** begin **
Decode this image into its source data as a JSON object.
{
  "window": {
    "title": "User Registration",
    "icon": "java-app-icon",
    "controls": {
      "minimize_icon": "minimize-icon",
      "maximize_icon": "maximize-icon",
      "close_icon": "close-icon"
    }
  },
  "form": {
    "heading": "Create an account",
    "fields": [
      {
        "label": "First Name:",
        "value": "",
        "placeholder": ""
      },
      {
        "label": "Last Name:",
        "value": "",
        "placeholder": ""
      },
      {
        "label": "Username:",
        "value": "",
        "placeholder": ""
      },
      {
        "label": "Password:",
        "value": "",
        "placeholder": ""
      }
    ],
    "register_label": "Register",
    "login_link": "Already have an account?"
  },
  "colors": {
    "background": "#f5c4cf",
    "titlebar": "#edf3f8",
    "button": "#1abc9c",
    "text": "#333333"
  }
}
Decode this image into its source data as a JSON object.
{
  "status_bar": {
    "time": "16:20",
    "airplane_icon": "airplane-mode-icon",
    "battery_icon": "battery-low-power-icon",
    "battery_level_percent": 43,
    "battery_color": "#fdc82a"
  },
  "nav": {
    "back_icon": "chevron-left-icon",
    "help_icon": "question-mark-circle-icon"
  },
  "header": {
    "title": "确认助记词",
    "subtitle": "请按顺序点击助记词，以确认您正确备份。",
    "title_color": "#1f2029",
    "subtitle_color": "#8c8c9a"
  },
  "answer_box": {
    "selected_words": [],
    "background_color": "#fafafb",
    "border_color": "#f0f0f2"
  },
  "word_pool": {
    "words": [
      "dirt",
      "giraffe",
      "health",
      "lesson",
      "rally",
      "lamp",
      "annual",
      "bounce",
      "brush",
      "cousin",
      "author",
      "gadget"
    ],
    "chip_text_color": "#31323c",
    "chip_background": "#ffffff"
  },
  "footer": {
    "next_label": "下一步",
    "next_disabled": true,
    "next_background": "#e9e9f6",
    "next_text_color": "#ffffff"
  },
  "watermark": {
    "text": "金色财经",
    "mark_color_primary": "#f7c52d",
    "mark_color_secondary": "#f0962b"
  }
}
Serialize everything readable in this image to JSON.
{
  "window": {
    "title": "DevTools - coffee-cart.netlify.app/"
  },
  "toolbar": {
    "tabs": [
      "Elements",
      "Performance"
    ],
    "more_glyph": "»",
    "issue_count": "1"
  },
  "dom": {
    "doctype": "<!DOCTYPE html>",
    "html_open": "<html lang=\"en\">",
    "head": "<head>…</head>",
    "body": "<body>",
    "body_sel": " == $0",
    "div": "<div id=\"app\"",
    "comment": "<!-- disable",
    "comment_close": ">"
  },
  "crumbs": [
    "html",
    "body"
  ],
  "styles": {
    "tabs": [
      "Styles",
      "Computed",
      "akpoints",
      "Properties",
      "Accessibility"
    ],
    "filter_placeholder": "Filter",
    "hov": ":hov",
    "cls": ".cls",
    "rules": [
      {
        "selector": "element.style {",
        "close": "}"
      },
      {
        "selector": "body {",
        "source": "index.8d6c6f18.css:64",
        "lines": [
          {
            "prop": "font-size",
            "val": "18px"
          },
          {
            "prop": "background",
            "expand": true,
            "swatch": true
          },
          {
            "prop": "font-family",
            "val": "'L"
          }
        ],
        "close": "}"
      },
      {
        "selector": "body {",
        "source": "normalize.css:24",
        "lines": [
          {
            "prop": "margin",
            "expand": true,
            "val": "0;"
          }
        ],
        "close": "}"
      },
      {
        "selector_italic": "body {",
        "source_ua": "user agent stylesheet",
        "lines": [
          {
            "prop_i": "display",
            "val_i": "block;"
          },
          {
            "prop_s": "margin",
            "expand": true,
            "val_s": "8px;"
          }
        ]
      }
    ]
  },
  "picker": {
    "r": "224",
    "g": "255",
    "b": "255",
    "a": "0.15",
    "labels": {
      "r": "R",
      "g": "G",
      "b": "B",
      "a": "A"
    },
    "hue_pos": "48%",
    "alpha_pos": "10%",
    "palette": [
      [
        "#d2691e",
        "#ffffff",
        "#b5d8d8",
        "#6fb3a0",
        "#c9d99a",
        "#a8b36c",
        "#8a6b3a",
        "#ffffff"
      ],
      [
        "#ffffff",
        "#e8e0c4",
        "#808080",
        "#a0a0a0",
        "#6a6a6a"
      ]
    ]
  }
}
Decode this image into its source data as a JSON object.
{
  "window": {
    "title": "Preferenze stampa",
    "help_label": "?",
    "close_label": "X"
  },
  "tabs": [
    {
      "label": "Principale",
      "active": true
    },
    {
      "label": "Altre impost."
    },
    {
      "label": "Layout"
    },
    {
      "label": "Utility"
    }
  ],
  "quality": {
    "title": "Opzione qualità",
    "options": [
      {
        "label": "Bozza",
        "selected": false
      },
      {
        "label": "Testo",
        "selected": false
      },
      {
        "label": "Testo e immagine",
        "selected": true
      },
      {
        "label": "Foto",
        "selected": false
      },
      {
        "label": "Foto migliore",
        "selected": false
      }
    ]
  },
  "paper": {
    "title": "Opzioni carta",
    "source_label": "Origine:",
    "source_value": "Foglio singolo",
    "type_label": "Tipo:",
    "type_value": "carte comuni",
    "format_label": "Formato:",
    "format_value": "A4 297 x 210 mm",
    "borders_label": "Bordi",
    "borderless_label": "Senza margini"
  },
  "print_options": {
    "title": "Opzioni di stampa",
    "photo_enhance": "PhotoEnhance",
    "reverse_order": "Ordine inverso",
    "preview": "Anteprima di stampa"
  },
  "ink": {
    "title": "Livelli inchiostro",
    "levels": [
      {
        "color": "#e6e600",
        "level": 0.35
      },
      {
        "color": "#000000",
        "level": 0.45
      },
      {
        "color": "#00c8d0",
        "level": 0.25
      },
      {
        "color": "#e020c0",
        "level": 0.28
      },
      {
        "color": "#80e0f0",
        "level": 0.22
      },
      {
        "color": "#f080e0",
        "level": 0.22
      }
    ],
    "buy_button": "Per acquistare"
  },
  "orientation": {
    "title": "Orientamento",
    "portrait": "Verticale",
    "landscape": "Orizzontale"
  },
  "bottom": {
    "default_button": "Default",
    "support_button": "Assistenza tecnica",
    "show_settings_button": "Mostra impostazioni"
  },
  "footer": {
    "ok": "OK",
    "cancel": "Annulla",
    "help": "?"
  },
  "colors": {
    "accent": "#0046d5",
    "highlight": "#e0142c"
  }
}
** end **
## Task directions
Exactly reproduce all of the entries above.

## Result below
Decode this image into its source data as a JSON object.
{
  "window": {
    "title": "User Registration",
    "icon": "java-app-icon",
    "controls": {
      "minimize_icon": "minimize-icon",
      "maximize_icon": "maximize-icon",
      "close_icon": "close-icon"
    }
  },
  "form": {
    "heading": "Create an account",
    "fields": [
      {
        "label": "First Name:",
        "value": "",
        "placeholder": ""
      },
      {
        "label": "Last Name:",
        "value": "",
        "placeholder": ""
      },
      {
        "label": "Username:",
        "value": "",
        "placeholder": ""
      },
      {
        "label": "Password:",
        "value": "",
        "placeholder": ""
      }
    ],
    "register_label": "Register",
    "login_link": "Already have an account?"
  },
  "colors": {
    "background": "#f5c4cf",
    "titlebar": "#edf3f8",
    "button": "#1abc9c",
    "text": "#333333"
  }
}
Decode this image into its source data as a JSON object.
{
  "status_bar": {
    "time": "16:20",
    "airplane_icon": "airplane-mode-icon",
    "battery_icon": "battery-low-power-icon",
    "battery_level_percent": 43,
    "battery_color": "#fdc82a"
  },
  "nav": {
    "back_icon": "chevron-left-icon",
    "help_icon": "question-mark-circle-icon"
  },
  "header": {
    "title": "确认助记词",
    "subtitle": "请按顺序点击助记词，以确认您正确备份。",
    "title_color": "#1f2029",
    "subtitle_color": "#8c8c9a"
  },
  "answer_box": {
    "selected_words": [],
    "background_color": "#fafafb",
    "border_color": "#f0f0f2"
  },
  "word_pool": {
    "words": [
      "dirt",
      "giraffe",
      "health",
      "lesson",
      "rally",
      "lamp",
      "annual",
      "bounce",
      "brush",
      "cousin",
      "author",
      "gadget"
    ],
    "chip_text_color": "#31323c",
    "chip_background": "#ffffff"
  },
  "footer": {
    "next_label": "下一步",
    "next_disabled": true,
    "next_background": "#e9e9f6",
    "next_text_color": "#ffffff"
  },
  "watermark": {
    "text": "金色财经",
    "mark_color_primary": "#f7c52d",
    "mark_color_secondary": "#f0962b"
  }
}
Serialize everything readable in this image to JSON.
{
  "window": {
    "title": "DevTools - coffee-cart.netlify.app/"
  },
  "toolbar": {
    "tabs": [
      "Elements",
      "Performance"
    ],
    "more_glyph": "»",
    "issue_count": "1"
  },
  "dom": {
    "doctype": "<!DOCTYPE html>",
    "html_open": "<html lang=\"en\">",
    "head": "<head>…</head>",
    "body": "<body>",
    "body_sel": " == $0",
    "div": "<div id=\"app\"",
    "comment": "<!-- disable",
    "comment_close": ">"
  },
  "crumbs": [
    "html",
    "body"
  ],
  "styles": {
    "tabs": [
      "Styles",
      "Computed",
      "akpoints",
      "Properties",
      "Accessibility"
    ],
    "filter_placeholder": "Filter",
    "hov": ":hov",
    "cls": ".cls",
    "rules": [
      {
        "selector": "element.style {",
        "close": "}"
      },
      {
        "selector": "body {",
        "source": "index.8d6c6f18.css:64",
        "lines": [
          {
            "prop": "font-size",
            "val": "18px"
          },
          {
            "prop": "background",
            "expand": true,
            "swatch": true
          },
          {
            "prop": "font-family",
            "val": "'L"
          }
        ],
        "close": "}"
      },
      {
        "selector": "body {",
        "source": "normalize.css:24",
        "lines": [
          {
            "prop": "margin",
            "expand": true,
            "val": "0;"
          }
        ],
        "close": "}"
      },
      {
        "selector_italic": "body {",
        "source_ua": "user agent stylesheet",
        "lines": [
          {
            "prop_i": "display",
            "val_i": "block;"
          },
          {
            "prop_s": "margin",
            "expand": true,
            "val_s": "8px;"
          }
        ]
      }
    ]
  },
  "picker": {
    "r": "224",
    "g": "255",
    "b": "255",
    "a": "0.15",
    "labels": {
      "r": "R",
      "g": "G",
      "b": "B",
      "a": "A"
    },
    "hue_pos": "48%",
    "alpha_pos": "10%",
    "palette": [
      [
        "#d2691e",
        "#ffffff",
        "#b5d8d8",
        "#6fb3a0",
        "#c9d99a",
        "#a8b36c",
        "#8a6b3a",
        "#ffffff"
      ],
      [
        "#ffffff",
        "#e8e0c4",
        "#808080",
        "#a0a0a0",
        "#6a6a6a"
      ]
    ]
  }
}
Decode this image into its source data as a JSON object.
{
  "window": {
    "title": "Preferenze stampa",
    "help_label": "?",
    "close_label": "X"
  },
  "tabs": [
    {
      "label": "Principale",
      "active": true
    },
    {
      "label": "Altre impost."
    },
    {
      "label": "Layout"
    },
    {
      "label": "Utility"
    }
  ],
  "quality": {
    "title": "Opzione qualità",
    "options": [
      {
        "label": "Bozza",
        "selected": false
      },
      {
        "label": "Testo",
        "selected": false
      },
      {
        "label": "Testo e immagine",
        "selected": true
      },
      {
        "label": "Foto",
        "selected": false
      },
      {
        "label": "Foto migliore",
        "selected": false
      }
    ]
  },
  "paper": {
    "title": "Opzioni carta",
    "source_label": "Origine:",
    "source_value": "Foglio singolo",
    "type_label": "Tipo:",
    "type_value": "carte comuni",
    "format_label": "Formato:",
    "format_value": "A4 297 x 210 mm",
    "borders_label": "Bordi",
    "borderless_label": "Senza margini"
  },
  "print_options": {
    "title": "Opzioni di stampa",
    "photo_enhance": "PhotoEnhance",
    "reverse_order": "Ordine inverso",
    "preview": "Anteprima di stampa"
  },
  "ink": {
    "title": "Livelli inchiostro",
    "levels": [
      {
        "color": "#e6e600",
        "level": 0.35
      },
      {
        "color": "#000000",
        "level": 0.45
      },
      {
        "color": "#00c8d0",
        "level": 0.25
      },
      {
        "color": "#e020c0",
        "level": 0.28
      },
      {
        "color": "#80e0f0",
        "level": 0.22
      },
      {
        "color": "#f080e0",
        "level": 0.22
      }
    ],
    "buy_button": "Per acquistare"
  },
  "orientation": {
    "title": "Orientamento",
    "portrait": "Verticale",
    "landscape": "Orizzontale"
  },
  "bottom": {
    "default_button": "Default",
    "support_button": "Assistenza tecnica",
    "show_settings_button": "Mostra impostazioni"
  },
  "footer": {
    "ok": "OK",
    "cancel": "Annulla",
    "help": "?"
  },
  "colors": {
    "accent": "#0046d5",
    "highlight": "#e0142c"
  }
}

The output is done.